Given instruction
Where a line below holds the string "title", copy that line.
─── Excerpted data
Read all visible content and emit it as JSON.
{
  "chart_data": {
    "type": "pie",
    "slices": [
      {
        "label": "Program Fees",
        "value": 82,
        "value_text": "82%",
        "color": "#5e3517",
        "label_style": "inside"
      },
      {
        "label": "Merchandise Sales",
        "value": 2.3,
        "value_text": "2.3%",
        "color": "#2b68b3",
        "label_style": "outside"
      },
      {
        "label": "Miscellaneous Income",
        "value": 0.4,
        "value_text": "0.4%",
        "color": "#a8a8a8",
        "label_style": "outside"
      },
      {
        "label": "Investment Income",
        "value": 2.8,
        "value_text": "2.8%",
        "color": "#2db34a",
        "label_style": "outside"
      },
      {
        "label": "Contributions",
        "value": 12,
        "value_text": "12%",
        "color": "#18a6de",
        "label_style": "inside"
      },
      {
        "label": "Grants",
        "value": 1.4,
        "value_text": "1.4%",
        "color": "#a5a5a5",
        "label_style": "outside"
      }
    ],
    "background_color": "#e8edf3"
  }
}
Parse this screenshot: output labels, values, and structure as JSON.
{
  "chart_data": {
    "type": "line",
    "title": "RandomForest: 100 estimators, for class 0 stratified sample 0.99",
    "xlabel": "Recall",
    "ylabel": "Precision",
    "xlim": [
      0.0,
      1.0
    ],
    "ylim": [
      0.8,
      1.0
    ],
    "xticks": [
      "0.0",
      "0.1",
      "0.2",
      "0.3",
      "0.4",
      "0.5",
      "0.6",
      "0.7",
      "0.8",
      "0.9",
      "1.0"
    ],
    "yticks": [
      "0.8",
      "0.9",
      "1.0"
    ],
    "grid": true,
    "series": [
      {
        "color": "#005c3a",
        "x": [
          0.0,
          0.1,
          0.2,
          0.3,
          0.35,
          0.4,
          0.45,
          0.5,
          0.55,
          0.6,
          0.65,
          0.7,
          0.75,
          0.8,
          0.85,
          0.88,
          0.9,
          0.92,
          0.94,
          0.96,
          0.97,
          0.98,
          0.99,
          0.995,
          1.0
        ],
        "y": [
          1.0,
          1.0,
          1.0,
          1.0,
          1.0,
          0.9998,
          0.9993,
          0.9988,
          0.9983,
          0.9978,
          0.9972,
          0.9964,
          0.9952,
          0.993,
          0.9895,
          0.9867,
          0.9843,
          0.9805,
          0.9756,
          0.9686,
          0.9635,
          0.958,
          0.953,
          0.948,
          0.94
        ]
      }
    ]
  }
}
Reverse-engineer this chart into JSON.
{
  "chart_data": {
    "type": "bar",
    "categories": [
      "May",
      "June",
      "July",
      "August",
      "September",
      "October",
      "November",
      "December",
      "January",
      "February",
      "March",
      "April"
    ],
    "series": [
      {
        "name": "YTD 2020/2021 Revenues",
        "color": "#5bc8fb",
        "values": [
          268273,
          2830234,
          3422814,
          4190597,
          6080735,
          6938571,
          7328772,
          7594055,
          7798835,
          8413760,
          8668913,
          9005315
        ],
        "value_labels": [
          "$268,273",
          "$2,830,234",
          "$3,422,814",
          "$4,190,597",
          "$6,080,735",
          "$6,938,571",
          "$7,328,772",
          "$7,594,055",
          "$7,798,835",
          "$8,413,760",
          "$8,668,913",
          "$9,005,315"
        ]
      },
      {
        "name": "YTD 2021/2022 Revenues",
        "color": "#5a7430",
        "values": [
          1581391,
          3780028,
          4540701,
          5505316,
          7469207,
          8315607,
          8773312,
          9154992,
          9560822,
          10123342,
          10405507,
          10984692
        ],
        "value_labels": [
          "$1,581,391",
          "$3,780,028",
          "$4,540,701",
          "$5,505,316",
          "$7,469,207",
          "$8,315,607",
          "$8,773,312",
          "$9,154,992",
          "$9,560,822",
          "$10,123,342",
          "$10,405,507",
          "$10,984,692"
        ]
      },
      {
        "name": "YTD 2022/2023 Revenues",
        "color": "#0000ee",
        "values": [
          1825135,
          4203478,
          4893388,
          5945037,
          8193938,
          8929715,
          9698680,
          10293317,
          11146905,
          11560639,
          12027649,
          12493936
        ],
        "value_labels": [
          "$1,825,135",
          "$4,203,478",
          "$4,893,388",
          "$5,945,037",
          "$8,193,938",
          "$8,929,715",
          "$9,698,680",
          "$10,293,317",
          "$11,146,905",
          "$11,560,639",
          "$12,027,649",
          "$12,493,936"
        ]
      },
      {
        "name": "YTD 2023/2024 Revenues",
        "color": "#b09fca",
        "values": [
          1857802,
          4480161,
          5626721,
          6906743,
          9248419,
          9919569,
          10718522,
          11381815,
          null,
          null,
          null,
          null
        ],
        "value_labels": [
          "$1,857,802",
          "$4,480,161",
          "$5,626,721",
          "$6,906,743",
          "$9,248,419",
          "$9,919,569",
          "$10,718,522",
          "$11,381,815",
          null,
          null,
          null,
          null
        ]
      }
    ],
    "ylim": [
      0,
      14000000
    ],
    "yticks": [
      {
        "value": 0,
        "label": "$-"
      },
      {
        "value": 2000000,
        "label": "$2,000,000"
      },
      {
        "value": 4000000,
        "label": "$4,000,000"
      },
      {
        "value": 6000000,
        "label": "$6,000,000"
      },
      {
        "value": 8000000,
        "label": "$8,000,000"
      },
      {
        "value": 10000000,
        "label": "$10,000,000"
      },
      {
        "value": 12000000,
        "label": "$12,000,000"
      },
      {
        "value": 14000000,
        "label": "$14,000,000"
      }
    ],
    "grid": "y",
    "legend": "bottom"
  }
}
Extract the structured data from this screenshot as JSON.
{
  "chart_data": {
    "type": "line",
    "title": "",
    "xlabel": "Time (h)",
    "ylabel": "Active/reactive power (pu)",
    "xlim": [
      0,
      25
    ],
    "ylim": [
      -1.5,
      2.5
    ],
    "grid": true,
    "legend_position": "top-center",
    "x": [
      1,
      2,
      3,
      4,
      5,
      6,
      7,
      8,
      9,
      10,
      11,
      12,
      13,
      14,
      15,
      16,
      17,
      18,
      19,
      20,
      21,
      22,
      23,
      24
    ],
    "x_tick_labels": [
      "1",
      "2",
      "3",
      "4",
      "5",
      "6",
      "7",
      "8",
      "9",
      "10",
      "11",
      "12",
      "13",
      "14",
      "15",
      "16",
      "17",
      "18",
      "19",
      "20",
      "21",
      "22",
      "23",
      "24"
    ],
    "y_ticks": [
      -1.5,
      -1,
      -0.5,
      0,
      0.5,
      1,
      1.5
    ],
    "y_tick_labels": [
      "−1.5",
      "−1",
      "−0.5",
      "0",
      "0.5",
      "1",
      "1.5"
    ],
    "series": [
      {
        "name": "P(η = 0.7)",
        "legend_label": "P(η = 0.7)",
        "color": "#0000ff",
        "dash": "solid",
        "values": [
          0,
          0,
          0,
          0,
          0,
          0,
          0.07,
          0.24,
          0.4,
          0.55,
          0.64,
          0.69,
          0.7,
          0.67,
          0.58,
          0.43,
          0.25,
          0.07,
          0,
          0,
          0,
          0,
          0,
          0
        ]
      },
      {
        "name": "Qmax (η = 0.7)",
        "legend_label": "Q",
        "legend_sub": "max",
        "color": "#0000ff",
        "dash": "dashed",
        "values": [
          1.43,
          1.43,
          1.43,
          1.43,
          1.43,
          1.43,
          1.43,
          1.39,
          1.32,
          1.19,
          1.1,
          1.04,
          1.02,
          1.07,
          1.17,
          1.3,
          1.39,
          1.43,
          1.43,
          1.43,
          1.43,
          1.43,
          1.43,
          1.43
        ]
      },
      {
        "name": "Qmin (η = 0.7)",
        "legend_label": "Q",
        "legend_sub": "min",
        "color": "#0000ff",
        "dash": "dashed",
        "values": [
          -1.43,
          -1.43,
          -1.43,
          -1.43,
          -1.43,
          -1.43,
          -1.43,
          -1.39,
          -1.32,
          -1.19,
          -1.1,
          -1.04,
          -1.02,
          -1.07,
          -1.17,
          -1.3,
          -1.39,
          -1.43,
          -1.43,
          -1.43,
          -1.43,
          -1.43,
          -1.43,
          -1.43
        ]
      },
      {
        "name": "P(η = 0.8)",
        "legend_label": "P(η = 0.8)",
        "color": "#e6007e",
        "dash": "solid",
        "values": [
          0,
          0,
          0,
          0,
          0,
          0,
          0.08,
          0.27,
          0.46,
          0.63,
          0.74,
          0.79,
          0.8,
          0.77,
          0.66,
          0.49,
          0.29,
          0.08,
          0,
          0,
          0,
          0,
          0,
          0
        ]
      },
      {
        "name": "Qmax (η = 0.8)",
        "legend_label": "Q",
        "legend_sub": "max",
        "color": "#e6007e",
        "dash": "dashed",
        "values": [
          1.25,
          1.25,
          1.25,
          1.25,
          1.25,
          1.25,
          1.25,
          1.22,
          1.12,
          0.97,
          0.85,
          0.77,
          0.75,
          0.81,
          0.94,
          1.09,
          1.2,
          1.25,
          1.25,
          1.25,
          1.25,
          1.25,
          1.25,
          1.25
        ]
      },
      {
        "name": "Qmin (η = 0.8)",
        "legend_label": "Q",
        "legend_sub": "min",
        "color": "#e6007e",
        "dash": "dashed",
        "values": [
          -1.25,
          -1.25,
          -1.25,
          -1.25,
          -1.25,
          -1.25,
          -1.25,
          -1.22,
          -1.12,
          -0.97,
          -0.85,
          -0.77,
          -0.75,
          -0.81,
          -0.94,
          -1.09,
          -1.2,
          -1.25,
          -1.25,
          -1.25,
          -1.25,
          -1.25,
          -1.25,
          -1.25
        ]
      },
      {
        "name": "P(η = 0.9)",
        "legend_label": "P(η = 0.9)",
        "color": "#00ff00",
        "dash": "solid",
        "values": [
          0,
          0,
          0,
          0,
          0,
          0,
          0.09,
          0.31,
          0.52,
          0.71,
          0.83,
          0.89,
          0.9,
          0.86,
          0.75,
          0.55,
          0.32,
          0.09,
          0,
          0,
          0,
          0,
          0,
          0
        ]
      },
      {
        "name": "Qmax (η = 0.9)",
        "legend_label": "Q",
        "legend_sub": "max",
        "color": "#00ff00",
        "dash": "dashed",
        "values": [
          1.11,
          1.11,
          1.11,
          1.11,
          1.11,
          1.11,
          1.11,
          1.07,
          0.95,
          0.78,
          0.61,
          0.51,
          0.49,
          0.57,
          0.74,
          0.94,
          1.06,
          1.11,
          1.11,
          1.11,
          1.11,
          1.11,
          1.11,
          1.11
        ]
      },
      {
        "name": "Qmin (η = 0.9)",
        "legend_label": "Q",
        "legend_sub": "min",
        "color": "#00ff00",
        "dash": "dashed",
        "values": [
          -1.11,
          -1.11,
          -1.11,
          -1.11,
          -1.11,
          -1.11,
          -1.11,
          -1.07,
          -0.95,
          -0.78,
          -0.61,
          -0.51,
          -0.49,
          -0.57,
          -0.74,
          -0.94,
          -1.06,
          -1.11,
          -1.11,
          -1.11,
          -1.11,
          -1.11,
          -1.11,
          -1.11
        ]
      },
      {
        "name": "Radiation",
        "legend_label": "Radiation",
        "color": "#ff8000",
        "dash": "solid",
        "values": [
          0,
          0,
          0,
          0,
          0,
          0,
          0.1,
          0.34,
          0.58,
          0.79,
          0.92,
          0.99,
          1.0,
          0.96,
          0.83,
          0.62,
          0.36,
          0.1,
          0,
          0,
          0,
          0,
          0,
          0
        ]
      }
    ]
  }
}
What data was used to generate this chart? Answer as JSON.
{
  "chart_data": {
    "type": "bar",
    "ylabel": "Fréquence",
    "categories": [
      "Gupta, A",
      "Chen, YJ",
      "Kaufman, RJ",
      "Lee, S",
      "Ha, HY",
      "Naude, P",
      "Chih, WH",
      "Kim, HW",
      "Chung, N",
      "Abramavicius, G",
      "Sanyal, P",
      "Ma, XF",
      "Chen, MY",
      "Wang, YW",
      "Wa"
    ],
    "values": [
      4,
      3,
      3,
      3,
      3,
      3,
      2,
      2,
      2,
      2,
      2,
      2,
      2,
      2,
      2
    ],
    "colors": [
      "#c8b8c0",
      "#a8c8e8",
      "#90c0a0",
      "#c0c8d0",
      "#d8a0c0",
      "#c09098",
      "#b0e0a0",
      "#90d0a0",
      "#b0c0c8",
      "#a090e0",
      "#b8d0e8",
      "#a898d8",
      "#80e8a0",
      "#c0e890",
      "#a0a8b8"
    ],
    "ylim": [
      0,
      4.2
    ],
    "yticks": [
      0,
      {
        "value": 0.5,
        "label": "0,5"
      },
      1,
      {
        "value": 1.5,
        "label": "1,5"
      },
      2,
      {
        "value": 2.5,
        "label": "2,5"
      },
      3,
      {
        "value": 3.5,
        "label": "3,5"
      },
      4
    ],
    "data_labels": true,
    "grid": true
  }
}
──────
Written solution
    "title": "RandomForest: 100 estimators, for class 0 stratified sample 0.99",
    "title": "",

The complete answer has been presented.